**WHAT TO WORK ON**:
Retype the entries below from their first line up to and including the line containing "Text: BCR: BCR — [83, 139, 101, 148]", with no changes.

**DATA FOR THE TASK**:
--- START ---

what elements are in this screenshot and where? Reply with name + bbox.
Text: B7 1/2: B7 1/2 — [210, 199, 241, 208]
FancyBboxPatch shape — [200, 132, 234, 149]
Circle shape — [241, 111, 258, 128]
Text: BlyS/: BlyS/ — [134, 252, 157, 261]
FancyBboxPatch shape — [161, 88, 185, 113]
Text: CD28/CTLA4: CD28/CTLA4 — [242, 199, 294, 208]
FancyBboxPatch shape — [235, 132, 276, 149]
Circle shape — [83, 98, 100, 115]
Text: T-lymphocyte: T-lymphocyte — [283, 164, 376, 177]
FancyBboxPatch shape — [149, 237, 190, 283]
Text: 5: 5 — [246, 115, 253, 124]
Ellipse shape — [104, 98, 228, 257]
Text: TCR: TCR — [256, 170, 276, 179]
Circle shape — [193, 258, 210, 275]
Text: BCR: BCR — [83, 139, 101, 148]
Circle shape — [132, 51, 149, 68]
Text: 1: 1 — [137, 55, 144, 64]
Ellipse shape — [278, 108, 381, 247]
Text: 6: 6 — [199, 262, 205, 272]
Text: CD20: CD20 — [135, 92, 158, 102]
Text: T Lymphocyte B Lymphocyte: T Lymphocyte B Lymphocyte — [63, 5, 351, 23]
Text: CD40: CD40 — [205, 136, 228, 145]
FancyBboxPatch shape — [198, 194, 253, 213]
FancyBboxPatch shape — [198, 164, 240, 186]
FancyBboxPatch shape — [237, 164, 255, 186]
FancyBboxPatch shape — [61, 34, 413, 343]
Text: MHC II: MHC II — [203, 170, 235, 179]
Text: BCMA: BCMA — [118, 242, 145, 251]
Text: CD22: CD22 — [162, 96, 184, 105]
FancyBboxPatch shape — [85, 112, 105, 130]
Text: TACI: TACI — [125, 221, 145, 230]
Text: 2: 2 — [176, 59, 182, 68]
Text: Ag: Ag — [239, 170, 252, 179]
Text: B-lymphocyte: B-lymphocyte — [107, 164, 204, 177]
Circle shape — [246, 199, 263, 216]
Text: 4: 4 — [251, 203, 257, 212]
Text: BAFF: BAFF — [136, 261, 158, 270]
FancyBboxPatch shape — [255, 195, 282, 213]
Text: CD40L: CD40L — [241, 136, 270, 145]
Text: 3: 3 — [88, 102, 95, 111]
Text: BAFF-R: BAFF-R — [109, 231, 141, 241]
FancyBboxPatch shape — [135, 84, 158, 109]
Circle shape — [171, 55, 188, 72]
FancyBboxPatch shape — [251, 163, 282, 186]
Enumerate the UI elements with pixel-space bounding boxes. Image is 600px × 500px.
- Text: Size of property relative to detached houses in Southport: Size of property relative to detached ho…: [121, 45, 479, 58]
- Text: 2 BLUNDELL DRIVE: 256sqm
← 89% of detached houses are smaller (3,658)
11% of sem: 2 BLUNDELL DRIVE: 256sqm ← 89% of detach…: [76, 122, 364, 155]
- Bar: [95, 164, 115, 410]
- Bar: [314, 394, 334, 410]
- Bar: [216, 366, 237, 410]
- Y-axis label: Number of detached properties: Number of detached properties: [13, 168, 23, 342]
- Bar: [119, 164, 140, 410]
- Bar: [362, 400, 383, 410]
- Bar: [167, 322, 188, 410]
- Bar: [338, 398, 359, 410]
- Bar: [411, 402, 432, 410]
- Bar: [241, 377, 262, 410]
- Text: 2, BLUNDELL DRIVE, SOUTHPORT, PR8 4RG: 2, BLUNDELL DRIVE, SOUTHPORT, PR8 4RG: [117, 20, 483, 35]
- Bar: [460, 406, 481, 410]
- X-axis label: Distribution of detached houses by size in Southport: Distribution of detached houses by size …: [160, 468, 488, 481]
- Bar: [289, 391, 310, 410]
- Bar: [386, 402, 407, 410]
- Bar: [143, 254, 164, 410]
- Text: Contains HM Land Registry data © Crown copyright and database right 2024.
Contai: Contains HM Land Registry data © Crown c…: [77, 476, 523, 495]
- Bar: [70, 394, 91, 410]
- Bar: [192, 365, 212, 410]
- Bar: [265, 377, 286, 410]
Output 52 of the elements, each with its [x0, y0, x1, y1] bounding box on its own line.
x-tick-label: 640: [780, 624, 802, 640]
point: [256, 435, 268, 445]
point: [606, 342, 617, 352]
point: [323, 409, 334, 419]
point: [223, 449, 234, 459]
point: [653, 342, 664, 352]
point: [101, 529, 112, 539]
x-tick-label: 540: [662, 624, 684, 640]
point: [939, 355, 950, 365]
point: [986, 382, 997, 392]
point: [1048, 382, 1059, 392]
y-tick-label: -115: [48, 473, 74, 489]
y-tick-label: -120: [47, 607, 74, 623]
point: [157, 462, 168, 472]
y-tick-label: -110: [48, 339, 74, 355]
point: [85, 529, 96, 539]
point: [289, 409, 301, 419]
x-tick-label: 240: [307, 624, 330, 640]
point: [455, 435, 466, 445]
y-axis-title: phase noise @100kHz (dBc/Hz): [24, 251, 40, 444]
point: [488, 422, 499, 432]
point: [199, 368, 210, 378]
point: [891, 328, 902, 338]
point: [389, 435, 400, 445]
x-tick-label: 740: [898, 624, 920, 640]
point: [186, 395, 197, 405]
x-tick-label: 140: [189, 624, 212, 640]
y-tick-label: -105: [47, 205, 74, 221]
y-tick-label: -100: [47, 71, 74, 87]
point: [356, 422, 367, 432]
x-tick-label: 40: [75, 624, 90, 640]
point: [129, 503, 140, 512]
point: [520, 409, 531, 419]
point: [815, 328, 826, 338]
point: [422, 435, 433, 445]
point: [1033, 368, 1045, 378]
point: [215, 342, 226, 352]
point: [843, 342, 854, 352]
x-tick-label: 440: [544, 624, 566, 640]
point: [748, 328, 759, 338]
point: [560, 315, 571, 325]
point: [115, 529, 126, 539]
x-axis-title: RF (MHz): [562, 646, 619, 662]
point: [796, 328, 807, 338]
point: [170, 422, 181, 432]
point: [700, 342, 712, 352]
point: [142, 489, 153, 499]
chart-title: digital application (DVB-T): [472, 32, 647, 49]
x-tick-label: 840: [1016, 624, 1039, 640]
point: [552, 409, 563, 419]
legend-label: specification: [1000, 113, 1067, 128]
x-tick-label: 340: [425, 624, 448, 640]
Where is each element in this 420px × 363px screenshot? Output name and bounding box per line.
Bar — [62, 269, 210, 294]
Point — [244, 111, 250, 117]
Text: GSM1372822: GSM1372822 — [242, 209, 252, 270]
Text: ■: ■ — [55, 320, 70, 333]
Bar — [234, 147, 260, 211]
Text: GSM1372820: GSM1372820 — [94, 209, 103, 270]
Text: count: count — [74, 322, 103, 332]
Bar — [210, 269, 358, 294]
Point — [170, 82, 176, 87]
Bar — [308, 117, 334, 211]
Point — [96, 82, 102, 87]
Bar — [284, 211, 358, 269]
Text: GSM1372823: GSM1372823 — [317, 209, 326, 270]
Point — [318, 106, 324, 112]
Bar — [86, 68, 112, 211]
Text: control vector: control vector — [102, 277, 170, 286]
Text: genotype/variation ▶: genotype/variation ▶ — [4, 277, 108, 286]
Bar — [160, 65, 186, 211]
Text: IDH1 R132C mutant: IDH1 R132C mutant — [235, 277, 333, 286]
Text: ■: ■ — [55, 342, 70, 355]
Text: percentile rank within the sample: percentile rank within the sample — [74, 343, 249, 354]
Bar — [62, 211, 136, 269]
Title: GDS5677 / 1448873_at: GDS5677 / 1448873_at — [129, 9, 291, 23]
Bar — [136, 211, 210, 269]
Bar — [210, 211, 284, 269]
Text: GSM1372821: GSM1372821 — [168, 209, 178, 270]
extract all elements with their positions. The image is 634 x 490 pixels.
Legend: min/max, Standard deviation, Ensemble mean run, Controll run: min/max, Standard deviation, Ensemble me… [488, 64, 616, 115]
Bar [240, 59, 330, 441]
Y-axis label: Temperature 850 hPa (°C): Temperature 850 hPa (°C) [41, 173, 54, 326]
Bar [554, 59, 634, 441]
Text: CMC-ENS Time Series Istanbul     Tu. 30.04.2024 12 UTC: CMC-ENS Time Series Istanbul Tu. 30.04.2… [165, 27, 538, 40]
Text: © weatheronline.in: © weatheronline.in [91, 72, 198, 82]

--- END ---

**SOLUTION FOR THIS PROBLEM**:
what elements are in this screenshot and where? Reply with name + bbox.
Text: B7 1/2: B7 1/2 — [210, 199, 241, 208]
FancyBboxPatch shape — [200, 132, 234, 149]
Circle shape — [241, 111, 258, 128]
Text: BlyS/: BlyS/ — [134, 252, 157, 261]
FancyBboxPatch shape — [161, 88, 185, 113]
Text: CD28/CTLA4: CD28/CTLA4 — [242, 199, 294, 208]
FancyBboxPatch shape — [235, 132, 276, 149]
Circle shape — [83, 98, 100, 115]
Text: T-lymphocyte: T-lymphocyte — [283, 164, 376, 177]
FancyBboxPatch shape — [149, 237, 190, 283]
Text: 5: 5 — [246, 115, 253, 124]
Ellipse shape — [104, 98, 228, 257]
Text: TCR: TCR — [256, 170, 276, 179]
Circle shape — [193, 258, 210, 275]
Text: BCR: BCR — [83, 139, 101, 148]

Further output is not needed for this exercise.